Information given »
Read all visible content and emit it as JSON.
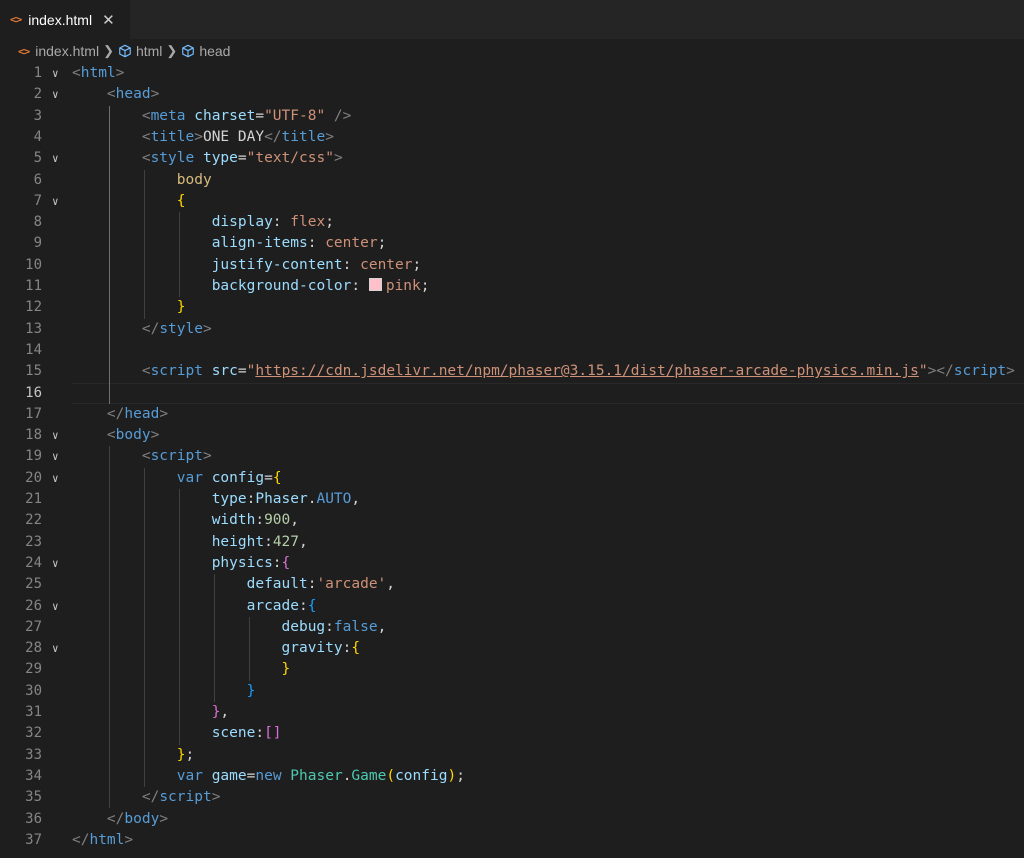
{
  "tab": {
    "label": "index.html",
    "close": "✕",
    "icon": "<>"
  },
  "breadcrumb": {
    "file": "index.html",
    "items": [
      "html",
      "head"
    ],
    "icon": "<>"
  },
  "colors": {
    "background": "#1e1e1e",
    "tabbar": "#252526",
    "html_icon": "#e37933",
    "swatch": "#ffc0cb"
  },
  "editor": {
    "active_line": 16,
    "lines": [
      {
        "n": "1",
        "fold": "v",
        "tokens": [
          [
            "t-brk",
            "<"
          ],
          [
            "t-tag",
            "html"
          ],
          [
            "t-brk",
            ">"
          ]
        ]
      },
      {
        "n": "2",
        "fold": "v",
        "tokens": [
          [
            "t-txt",
            "    "
          ],
          [
            "t-brk",
            "<"
          ],
          [
            "t-tag",
            "head"
          ],
          [
            "t-brk",
            ">"
          ]
        ]
      },
      {
        "n": "3",
        "tokens": [
          [
            "t-txt",
            "        "
          ],
          [
            "t-brk",
            "<"
          ],
          [
            "t-tag",
            "meta"
          ],
          [
            "t-txt",
            " "
          ],
          [
            "t-attr",
            "charset"
          ],
          [
            "t-txt",
            "="
          ],
          [
            "t-str",
            "\"UTF-8\""
          ],
          [
            "t-txt",
            " "
          ],
          [
            "t-brk",
            "/>"
          ]
        ]
      },
      {
        "n": "4",
        "tokens": [
          [
            "t-txt",
            "        "
          ],
          [
            "t-brk",
            "<"
          ],
          [
            "t-tag",
            "title"
          ],
          [
            "t-brk",
            ">"
          ],
          [
            "t-txt",
            "ONE DAY"
          ],
          [
            "t-brk",
            "</"
          ],
          [
            "t-tag",
            "title"
          ],
          [
            "t-brk",
            ">"
          ]
        ]
      },
      {
        "n": "5",
        "fold": "v",
        "tokens": [
          [
            "t-txt",
            "        "
          ],
          [
            "t-brk",
            "<"
          ],
          [
            "t-tag",
            "style"
          ],
          [
            "t-txt",
            " "
          ],
          [
            "t-attr",
            "type"
          ],
          [
            "t-txt",
            "="
          ],
          [
            "t-str",
            "\"text/css\""
          ],
          [
            "t-brk",
            ">"
          ]
        ]
      },
      {
        "n": "6",
        "tokens": [
          [
            "t-txt",
            "            "
          ],
          [
            "t-sel",
            "body"
          ]
        ]
      },
      {
        "n": "7",
        "fold": "v",
        "tokens": [
          [
            "t-txt",
            "            "
          ],
          [
            "t-b1",
            "{"
          ]
        ]
      },
      {
        "n": "8",
        "tokens": [
          [
            "t-txt",
            "                "
          ],
          [
            "t-prop",
            "display"
          ],
          [
            "t-txt",
            ": "
          ],
          [
            "t-val",
            "flex"
          ],
          [
            "t-txt",
            ";"
          ]
        ]
      },
      {
        "n": "9",
        "tokens": [
          [
            "t-txt",
            "                "
          ],
          [
            "t-prop",
            "align-items"
          ],
          [
            "t-txt",
            ": "
          ],
          [
            "t-val",
            "center"
          ],
          [
            "t-txt",
            ";"
          ]
        ]
      },
      {
        "n": "10",
        "tokens": [
          [
            "t-txt",
            "                "
          ],
          [
            "t-prop",
            "justify-content"
          ],
          [
            "t-txt",
            ": "
          ],
          [
            "t-val",
            "center"
          ],
          [
            "t-txt",
            ";"
          ]
        ]
      },
      {
        "n": "11",
        "tokens": [
          [
            "t-txt",
            "                "
          ],
          [
            "t-prop",
            "background-color"
          ],
          [
            "t-txt",
            ": "
          ],
          [
            "swatch",
            ""
          ],
          [
            "t-val",
            "pink"
          ],
          [
            "t-txt",
            ";"
          ]
        ]
      },
      {
        "n": "12",
        "tokens": [
          [
            "t-txt",
            "            "
          ],
          [
            "t-b1",
            "}"
          ]
        ]
      },
      {
        "n": "13",
        "tokens": [
          [
            "t-txt",
            "        "
          ],
          [
            "t-brk",
            "</"
          ],
          [
            "t-tag",
            "style"
          ],
          [
            "t-brk",
            ">"
          ]
        ]
      },
      {
        "n": "14",
        "tokens": []
      },
      {
        "n": "15",
        "tokens": [
          [
            "t-txt",
            "        "
          ],
          [
            "t-brk",
            "<"
          ],
          [
            "t-tag",
            "script"
          ],
          [
            "t-txt",
            " "
          ],
          [
            "t-attr",
            "src"
          ],
          [
            "t-txt",
            "="
          ],
          [
            "t-str",
            "\""
          ],
          [
            "t-str t-url",
            "https://cdn.jsdelivr.net/npm/phaser@3.15.1/dist/phaser-arcade-physics.min.js"
          ],
          [
            "t-str",
            "\""
          ],
          [
            "t-brk",
            "></"
          ],
          [
            "t-tag",
            "script"
          ],
          [
            "t-brk",
            ">"
          ]
        ]
      },
      {
        "n": "16",
        "tokens": []
      },
      {
        "n": "17",
        "tokens": [
          [
            "t-txt",
            "    "
          ],
          [
            "t-brk",
            "</"
          ],
          [
            "t-tag",
            "head"
          ],
          [
            "t-brk",
            ">"
          ]
        ]
      },
      {
        "n": "18",
        "fold": "v",
        "tokens": [
          [
            "t-txt",
            "    "
          ],
          [
            "t-brk",
            "<"
          ],
          [
            "t-tag",
            "body"
          ],
          [
            "t-brk",
            ">"
          ]
        ]
      },
      {
        "n": "19",
        "fold": "v",
        "tokens": [
          [
            "t-txt",
            "        "
          ],
          [
            "t-brk",
            "<"
          ],
          [
            "t-tag",
            "script"
          ],
          [
            "t-brk",
            ">"
          ]
        ]
      },
      {
        "n": "20",
        "fold": "v",
        "tokens": [
          [
            "t-txt",
            "            "
          ],
          [
            "t-kw",
            "var"
          ],
          [
            "t-txt",
            " "
          ],
          [
            "t-var",
            "config"
          ],
          [
            "t-txt",
            "="
          ],
          [
            "t-b1",
            "{"
          ]
        ]
      },
      {
        "n": "21",
        "tokens": [
          [
            "t-txt",
            "                "
          ],
          [
            "t-var",
            "type"
          ],
          [
            "t-txt",
            ":"
          ],
          [
            "t-var",
            "Phaser"
          ],
          [
            "t-txt",
            "."
          ],
          [
            "t-kw",
            "AUTO"
          ],
          [
            "t-txt",
            ","
          ]
        ]
      },
      {
        "n": "22",
        "tokens": [
          [
            "t-txt",
            "                "
          ],
          [
            "t-var",
            "width"
          ],
          [
            "t-txt",
            ":"
          ],
          [
            "t-num",
            "900"
          ],
          [
            "t-txt",
            ","
          ]
        ]
      },
      {
        "n": "23",
        "tokens": [
          [
            "t-txt",
            "                "
          ],
          [
            "t-var",
            "height"
          ],
          [
            "t-txt",
            ":"
          ],
          [
            "t-num",
            "427"
          ],
          [
            "t-txt",
            ","
          ]
        ]
      },
      {
        "n": "24",
        "fold": "v",
        "tokens": [
          [
            "t-txt",
            "                "
          ],
          [
            "t-var",
            "physics"
          ],
          [
            "t-txt",
            ":"
          ],
          [
            "t-b2",
            "{"
          ]
        ]
      },
      {
        "n": "25",
        "tokens": [
          [
            "t-txt",
            "                    "
          ],
          [
            "t-var",
            "default"
          ],
          [
            "t-txt",
            ":"
          ],
          [
            "t-str",
            "'arcade'"
          ],
          [
            "t-txt",
            ","
          ]
        ]
      },
      {
        "n": "26",
        "fold": "v",
        "tokens": [
          [
            "t-txt",
            "                    "
          ],
          [
            "t-var",
            "arcade"
          ],
          [
            "t-txt",
            ":"
          ],
          [
            "t-b3",
            "{"
          ]
        ]
      },
      {
        "n": "27",
        "tokens": [
          [
            "t-txt",
            "                        "
          ],
          [
            "t-var",
            "debug"
          ],
          [
            "t-txt",
            ":"
          ],
          [
            "t-kw",
            "false"
          ],
          [
            "t-txt",
            ","
          ]
        ]
      },
      {
        "n": "28",
        "fold": "v",
        "tokens": [
          [
            "t-txt",
            "                        "
          ],
          [
            "t-var",
            "gravity"
          ],
          [
            "t-txt",
            ":"
          ],
          [
            "t-b1",
            "{"
          ]
        ]
      },
      {
        "n": "29",
        "tokens": [
          [
            "t-txt",
            "                        "
          ],
          [
            "t-b1",
            "}"
          ]
        ]
      },
      {
        "n": "30",
        "tokens": [
          [
            "t-txt",
            "                    "
          ],
          [
            "t-b3",
            "}"
          ]
        ]
      },
      {
        "n": "31",
        "tokens": [
          [
            "t-txt",
            "                "
          ],
          [
            "t-b2",
            "}"
          ],
          [
            "t-txt",
            ","
          ]
        ]
      },
      {
        "n": "32",
        "tokens": [
          [
            "t-txt",
            "                "
          ],
          [
            "t-var",
            "scene"
          ],
          [
            "t-txt",
            ":"
          ],
          [
            "t-b2",
            "[]"
          ]
        ]
      },
      {
        "n": "33",
        "tokens": [
          [
            "t-txt",
            "            "
          ],
          [
            "t-b1",
            "}"
          ],
          [
            "t-txt",
            ";"
          ]
        ]
      },
      {
        "n": "34",
        "tokens": [
          [
            "t-txt",
            "            "
          ],
          [
            "t-kw",
            "var"
          ],
          [
            "t-txt",
            " "
          ],
          [
            "t-var",
            "game"
          ],
          [
            "t-txt",
            "="
          ],
          [
            "t-kw",
            "new"
          ],
          [
            "t-txt",
            " "
          ],
          [
            "t-cls",
            "Phaser"
          ],
          [
            "t-txt",
            "."
          ],
          [
            "t-cls",
            "Game"
          ],
          [
            "t-b1",
            "("
          ],
          [
            "t-var",
            "config"
          ],
          [
            "t-b1",
            ")"
          ],
          [
            "t-txt",
            ";"
          ]
        ]
      },
      {
        "n": "35",
        "tokens": [
          [
            "t-txt",
            "        "
          ],
          [
            "t-brk",
            "</"
          ],
          [
            "t-tag",
            "script"
          ],
          [
            "t-brk",
            ">"
          ]
        ]
      },
      {
        "n": "36",
        "tokens": [
          [
            "t-txt",
            "    "
          ],
          [
            "t-brk",
            "</"
          ],
          [
            "t-tag",
            "body"
          ],
          [
            "t-brk",
            ">"
          ]
        ]
      },
      {
        "n": "37",
        "tokens": [
          [
            "t-brk",
            "</"
          ],
          [
            "t-tag",
            "html"
          ],
          [
            "t-brk",
            ">"
          ]
        ]
      }
    ]
  }
}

Your instructions »
Where a line holds the string "physics", copy that line.

Response to the task »
            "https://cdn.jsdelivr.net/npm/phaser@3.15.1/dist/phaser-arcade-physics.min.js"
            "physics"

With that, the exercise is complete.